# [Data listing]
_ _ _

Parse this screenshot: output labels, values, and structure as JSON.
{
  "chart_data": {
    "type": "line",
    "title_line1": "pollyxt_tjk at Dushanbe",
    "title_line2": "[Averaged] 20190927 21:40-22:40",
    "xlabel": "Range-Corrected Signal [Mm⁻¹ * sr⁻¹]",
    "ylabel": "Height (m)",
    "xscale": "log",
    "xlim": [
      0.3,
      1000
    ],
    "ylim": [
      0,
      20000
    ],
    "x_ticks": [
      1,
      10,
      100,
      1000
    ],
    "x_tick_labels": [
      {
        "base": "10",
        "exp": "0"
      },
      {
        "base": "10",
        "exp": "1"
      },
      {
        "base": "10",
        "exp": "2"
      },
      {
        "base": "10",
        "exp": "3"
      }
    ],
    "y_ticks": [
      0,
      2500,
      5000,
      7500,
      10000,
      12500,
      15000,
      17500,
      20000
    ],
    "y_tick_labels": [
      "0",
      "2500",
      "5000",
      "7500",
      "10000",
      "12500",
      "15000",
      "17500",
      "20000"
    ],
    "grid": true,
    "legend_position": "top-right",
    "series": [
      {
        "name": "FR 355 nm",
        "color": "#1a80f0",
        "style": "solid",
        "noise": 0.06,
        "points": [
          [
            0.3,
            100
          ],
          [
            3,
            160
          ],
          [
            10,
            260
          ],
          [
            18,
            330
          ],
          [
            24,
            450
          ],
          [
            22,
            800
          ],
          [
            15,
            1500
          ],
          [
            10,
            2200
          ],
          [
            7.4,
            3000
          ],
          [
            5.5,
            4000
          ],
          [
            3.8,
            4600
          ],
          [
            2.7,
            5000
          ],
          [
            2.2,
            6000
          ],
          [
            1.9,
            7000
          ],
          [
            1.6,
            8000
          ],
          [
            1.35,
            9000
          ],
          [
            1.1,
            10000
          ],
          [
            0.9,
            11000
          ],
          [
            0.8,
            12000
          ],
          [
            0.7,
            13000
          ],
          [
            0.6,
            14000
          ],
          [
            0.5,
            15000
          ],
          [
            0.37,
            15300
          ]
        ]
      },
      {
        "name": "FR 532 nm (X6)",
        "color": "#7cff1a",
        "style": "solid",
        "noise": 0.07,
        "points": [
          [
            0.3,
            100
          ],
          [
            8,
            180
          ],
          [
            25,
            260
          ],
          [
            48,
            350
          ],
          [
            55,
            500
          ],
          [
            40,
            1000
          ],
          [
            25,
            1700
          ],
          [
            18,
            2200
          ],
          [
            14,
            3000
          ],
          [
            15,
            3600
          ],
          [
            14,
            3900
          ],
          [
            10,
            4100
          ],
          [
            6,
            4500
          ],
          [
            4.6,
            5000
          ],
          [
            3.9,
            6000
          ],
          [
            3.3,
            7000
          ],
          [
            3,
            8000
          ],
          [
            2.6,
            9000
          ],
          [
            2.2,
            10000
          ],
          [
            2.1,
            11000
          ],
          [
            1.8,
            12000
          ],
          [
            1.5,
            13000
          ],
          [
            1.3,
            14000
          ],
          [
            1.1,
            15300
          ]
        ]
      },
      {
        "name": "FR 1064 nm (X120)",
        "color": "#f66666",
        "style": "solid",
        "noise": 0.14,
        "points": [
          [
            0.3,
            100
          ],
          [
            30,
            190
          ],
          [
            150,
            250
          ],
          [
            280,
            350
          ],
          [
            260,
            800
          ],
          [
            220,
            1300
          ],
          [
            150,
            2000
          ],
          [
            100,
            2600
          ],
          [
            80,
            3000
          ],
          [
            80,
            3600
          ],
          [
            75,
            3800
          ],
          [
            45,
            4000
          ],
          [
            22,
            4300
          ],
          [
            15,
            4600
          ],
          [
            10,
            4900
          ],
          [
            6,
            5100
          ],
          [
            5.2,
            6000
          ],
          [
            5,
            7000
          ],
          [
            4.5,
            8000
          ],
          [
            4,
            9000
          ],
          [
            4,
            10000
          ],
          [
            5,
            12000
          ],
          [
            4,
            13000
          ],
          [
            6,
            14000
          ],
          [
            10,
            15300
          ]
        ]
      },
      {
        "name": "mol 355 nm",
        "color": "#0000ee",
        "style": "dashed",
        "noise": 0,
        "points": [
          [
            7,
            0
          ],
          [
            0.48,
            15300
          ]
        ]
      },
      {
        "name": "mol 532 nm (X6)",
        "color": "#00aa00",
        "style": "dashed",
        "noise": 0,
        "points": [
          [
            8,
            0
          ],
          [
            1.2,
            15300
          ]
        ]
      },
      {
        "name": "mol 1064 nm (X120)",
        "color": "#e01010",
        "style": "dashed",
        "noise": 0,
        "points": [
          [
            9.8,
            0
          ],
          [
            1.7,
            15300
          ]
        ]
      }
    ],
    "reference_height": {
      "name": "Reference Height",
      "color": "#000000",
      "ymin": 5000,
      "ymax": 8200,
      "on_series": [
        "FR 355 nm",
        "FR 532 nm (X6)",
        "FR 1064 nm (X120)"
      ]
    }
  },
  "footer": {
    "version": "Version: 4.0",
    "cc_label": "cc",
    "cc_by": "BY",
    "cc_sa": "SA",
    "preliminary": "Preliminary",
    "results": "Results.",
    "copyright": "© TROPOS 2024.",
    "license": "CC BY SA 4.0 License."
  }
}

_ _ _

# [Given problem]
Please copy out each record, character for character.

# [The response]
Parse this screenshot: output labels, values, and structure as JSON.
{
  "chart_data": {
    "type": "line",
    "title_line1": "pollyxt_tjk at Dushanbe",
    "title_line2": "[Averaged] 20190927 21:40-22:40",
    "xlabel": "Range-Corrected Signal [Mm⁻¹ * sr⁻¹]",
    "ylabel": "Height (m)",
    "xscale": "log",
    "xlim": [
      0.3,
      1000
    ],
    "ylim": [
      0,
      20000
    ],
    "x_ticks": [
      1,
      10,
      100,
      1000
    ],
    "x_tick_labels": [
      {
        "base": "10",
        "exp": "0"
      },
      {
        "base": "10",
        "exp": "1"
      },
      {
        "base": "10",
        "exp": "2"
      },
      {
        "base": "10",
        "exp": "3"
      }
    ],
    "y_ticks": [
      0,
      2500,
      5000,
      7500,
      10000,
      12500,
      15000,
      17500,
      20000
    ],
    "y_tick_labels": [
      "0",
      "2500",
      "5000",
      "7500",
      "10000",
      "12500",
      "15000",
      "17500",
      "20000"
    ],
    "grid": true,
    "legend_position": "top-right",
    "series": [
      {
        "name": "FR 355 nm",
        "color": "#1a80f0",
        "style": "solid",
        "noise": 0.06,
        "points": [
          [
            0.3,
            100
          ],
          [
            3,
            160
          ],
          [
            10,
            260
          ],
          [
            18,
            330
          ],
          [
            24,
            450
          ],
          [
            22,
            800
          ],
          [
            15,
            1500
          ],
          [
            10,
            2200
          ],
          [
            7.4,
            3000
          ],
          [
            5.5,
            4000
          ],
          [
            3.8,
            4600
          ],
          [
            2.7,
            5000
          ],
          [
            2.2,
            6000
          ],
          [
            1.9,
            7000
          ],
          [
            1.6,
            8000
          ],
          [
            1.35,
            9000
          ],
          [
            1.1,
            10000
          ],
          [
            0.9,
            11000
          ],
          [
            0.8,
            12000
          ],
          [
            0.7,
            13000
          ],
          [
            0.6,
            14000
          ],
          [
            0.5,
            15000
          ],
          [
            0.37,
            15300
          ]
        ]
      },
      {
        "name": "FR 532 nm (X6)",
        "color": "#7cff1a",
        "style": "solid",
        "noise": 0.07,
        "points": [
          [
            0.3,
            100
          ],
          [
            8,
            180
          ],
          [
            25,
            260
          ],
          [
            48,
            350
          ],
          [
            55,
            500
          ],
          [
            40,
            1000
          ],
          [
            25,
            1700
          ],
          [
            18,
            2200
          ],
          [
            14,
            3000
          ],
          [
            15,
            3600
          ],
          [
            14,
            3900
          ],
          [
            10,
            4100
          ],
          [
            6,
            4500
          ],
          [
            4.6,
            5000
          ],
          [
            3.9,
            6000
          ],
          [
            3.3,
            7000
          ],
          [
            3,
            8000
          ],
          [
            2.6,
            9000
          ],
          [
            2.2,
            10000
          ],
          [
            2.1,
            11000
          ],
          [
            1.8,
            12000
          ],
          [
            1.5,
            13000
          ],
          [
            1.3,
            14000
          ],
          [
            1.1,
            15300
          ]
        ]
      },
      {
        "name": "FR 1064 nm (X120)",
        "color": "#f66666",
        "style": "solid",
        "noise": 0.14,
        "points": [
          [
            0.3,
            100
          ],
          [
            30,
            190
          ],
          [
            150,
            250
          ],
          [
            280,
            350
          ],
          [
            260,
            800
          ],
          [
            220,
            1300
          ],
          [
            150,
            2000
          ],
          [
            100,
            2600
          ],
          [
            80,
            3000
          ],
          [
            80,
            3600
          ],
          [
            75,
            3800
          ],
          [
            45,
            4000
          ],
          [
            22,
            4300
          ],
          [
            15,
            4600
          ],
          [
            10,
            4900
          ],
          [
            6,
            5100
          ],
          [
            5.2,
            6000
          ],
          [
            5,
            7000
          ],
          [
            4.5,
            8000
          ],
          [
            4,
            9000
          ],
          [
            4,
            10000
          ],
          [
            5,
            12000
          ],
          [
            4,
            13000
          ],
          [
            6,
            14000
          ],
          [
            10,
            15300
          ]
        ]
      },
      {
        "name": "mol 355 nm",
        "color": "#0000ee",
        "style": "dashed",
        "noise": 0,
        "points": [
          [
            7,
            0
          ],
          [
            0.48,
            15300
          ]
        ]
      },
      {
        "name": "mol 532 nm (X6)",
        "color": "#00aa00",
        "style": "dashed",
        "noise": 0,
        "points": [
          [
            8,
            0
          ],
          [
            1.2,
            15300
          ]
        ]
      },
      {
        "name": "mol 1064 nm (X120)",
        "color": "#e01010",
        "style": "dashed",
        "noise": 0,
        "points": [
          [
            9.8,
            0
          ],
          [
            1.7,
            15300
          ]
        ]
      }
    ],
    "reference_height": {
      "name": "Reference Height",
      "color": "#000000",
      "ymin": 5000,
      "ymax": 8200,
      "on_series": [
        "FR 355 nm",
        "FR 532 nm (X6)",
        "FR 1064 nm (X120)"
      ]
    }
  },
  "footer": {
    "version": "Version: 4.0",
    "cc_label": "cc",
    "cc_by": "BY",
    "cc_sa": "SA",
    "preliminary": "Preliminary",
    "results": "Results.",
    "copyright": "© TROPOS 2024.",
    "license": "CC BY SA 4.0 License."
  }
}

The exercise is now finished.